## WHAT THE TASK ASKS
Repeat exactly each line of the data provided below.

Collected data:
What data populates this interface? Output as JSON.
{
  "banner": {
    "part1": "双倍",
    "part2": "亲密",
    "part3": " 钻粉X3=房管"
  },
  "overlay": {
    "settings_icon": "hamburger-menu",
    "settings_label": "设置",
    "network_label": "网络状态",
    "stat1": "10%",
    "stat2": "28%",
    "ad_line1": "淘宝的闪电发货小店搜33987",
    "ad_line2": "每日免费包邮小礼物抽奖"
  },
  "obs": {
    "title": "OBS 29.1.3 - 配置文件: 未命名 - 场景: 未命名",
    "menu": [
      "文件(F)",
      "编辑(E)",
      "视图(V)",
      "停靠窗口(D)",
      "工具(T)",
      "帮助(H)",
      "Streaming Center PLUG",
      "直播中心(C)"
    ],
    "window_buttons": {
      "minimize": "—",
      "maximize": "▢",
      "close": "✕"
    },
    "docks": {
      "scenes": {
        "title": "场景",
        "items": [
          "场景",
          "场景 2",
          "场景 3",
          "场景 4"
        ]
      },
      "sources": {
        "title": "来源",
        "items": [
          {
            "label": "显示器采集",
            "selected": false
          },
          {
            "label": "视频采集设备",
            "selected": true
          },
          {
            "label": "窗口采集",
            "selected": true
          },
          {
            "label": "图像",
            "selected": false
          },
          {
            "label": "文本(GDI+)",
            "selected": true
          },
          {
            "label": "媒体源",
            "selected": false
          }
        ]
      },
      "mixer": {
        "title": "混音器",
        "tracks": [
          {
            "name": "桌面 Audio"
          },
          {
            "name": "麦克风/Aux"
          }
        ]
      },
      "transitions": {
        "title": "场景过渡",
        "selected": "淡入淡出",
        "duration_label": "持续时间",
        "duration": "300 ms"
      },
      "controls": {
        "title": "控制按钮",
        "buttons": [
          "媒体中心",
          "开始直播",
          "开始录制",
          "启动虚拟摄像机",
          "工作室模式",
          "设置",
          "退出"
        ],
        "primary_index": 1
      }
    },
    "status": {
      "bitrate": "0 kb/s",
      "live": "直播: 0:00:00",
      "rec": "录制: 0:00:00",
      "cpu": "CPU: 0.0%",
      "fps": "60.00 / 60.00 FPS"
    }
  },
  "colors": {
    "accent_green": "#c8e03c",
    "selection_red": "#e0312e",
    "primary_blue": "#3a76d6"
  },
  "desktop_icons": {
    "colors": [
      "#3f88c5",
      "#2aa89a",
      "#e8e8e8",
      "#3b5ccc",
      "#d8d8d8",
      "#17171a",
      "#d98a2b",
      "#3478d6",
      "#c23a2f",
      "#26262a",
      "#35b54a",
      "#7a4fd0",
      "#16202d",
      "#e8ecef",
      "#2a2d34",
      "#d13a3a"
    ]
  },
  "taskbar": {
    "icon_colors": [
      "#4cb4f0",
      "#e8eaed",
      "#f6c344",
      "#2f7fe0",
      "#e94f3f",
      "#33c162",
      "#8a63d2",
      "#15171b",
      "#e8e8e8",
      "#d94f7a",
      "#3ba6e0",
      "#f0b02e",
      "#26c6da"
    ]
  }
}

## SOLUTION BELOW
What data populates this interface? Output as JSON.
{
  "banner": {
    "part1": "双倍",
    "part2": "亲密",
    "part3": " 钻粉X3=房管"
  },
  "overlay": {
    "settings_icon": "hamburger-menu",
    "settings_label": "设置",
    "network_label": "网络状态",
    "stat1": "10%",
    "stat2": "28%",
    "ad_line1": "淘宝的闪电发货小店搜33987",
    "ad_line2": "每日免费包邮小礼物抽奖"
  },
  "obs": {
    "title": "OBS 29.1.3 - 配置文件: 未命名 - 场景: 未命名",
    "menu": [
      "文件(F)",
      "编辑(E)",
      "视图(V)",
      "停靠窗口(D)",
      "工具(T)",
      "帮助(H)",
      "Streaming Center PLUG",
      "直播中心(C)"
    ],
    "window_buttons": {
      "minimize": "—",
      "maximize": "▢",
      "close": "✕"
    },
    "docks": {
      "scenes": {
        "title": "场景",
        "items": [
          "场景",
          "场景 2",
          "场景 3",
          "场景 4"
        ]
      },
      "sources": {
        "title": "来源",
        "items": [
          {
            "label": "显示器采集",
            "selected": false
          },
          {
            "label": "视频采集设备",
            "selected": true
          },
          {
            "label": "窗口采集",
            "selected": true
          },
          {
            "label": "图像",
            "selected": false
          },
          {
            "label": "文本(GDI+)",
            "selected": true
          },
          {
            "label": "媒体源",
            "selected": false
          }
        ]
      },
      "mixer": {
        "title": "混音器",
        "tracks": [
          {
            "name": "桌面 Audio"
          },
          {
            "name": "麦克风/Aux"
          }
        ]
      },
      "transitions": {
        "title": "场景过渡",
        "selected": "淡入淡出",
        "duration_label": "持续时间",
        "duration": "300 ms"
      },
      "controls": {
        "title": "控制按钮",
        "buttons": [
          "媒体中心",
          "开始直播",
          "开始录制",
          "启动虚拟摄像机",
          "工作室模式",
          "设置",
          "退出"
        ],
        "primary_index": 1
      }
    },
    "status": {
      "bitrate": "0 kb/s",
      "live": "直播: 0:00:00",
      "rec": "录制: 0:00:00",
      "cpu": "CPU: 0.0%",
      "fps": "60.00 / 60.00 FPS"
    }
  },
  "colors": {
    "accent_green": "#c8e03c",
    "selection_red": "#e0312e",
    "primary_blue": "#3a76d6"
  },
  "desktop_icons": {
    "colors": [
      "#3f88c5",
      "#2aa89a",
      "#e8e8e8",
      "#3b5ccc",
      "#d8d8d8",
      "#17171a",
      "#d98a2b",
      "#3478d6",
      "#c23a2f",
      "#26262a",
      "#35b54a",
      "#7a4fd0",
      "#16202d",
      "#e8ecef",
      "#2a2d34",
      "#d13a3a"
    ]
  },
  "taskbar": {
    "icon_colors": [
      "#4cb4f0",
      "#e8eaed",
      "#f6c344",
      "#2f7fe0",
      "#e94f3f",
      "#33c162",
      "#8a63d2",
      "#15171b",
      "#e8e8e8",
      "#d94f7a",
      "#3ba6e0",
      "#f0b02e",
      "#26c6da"
    ]
  }
}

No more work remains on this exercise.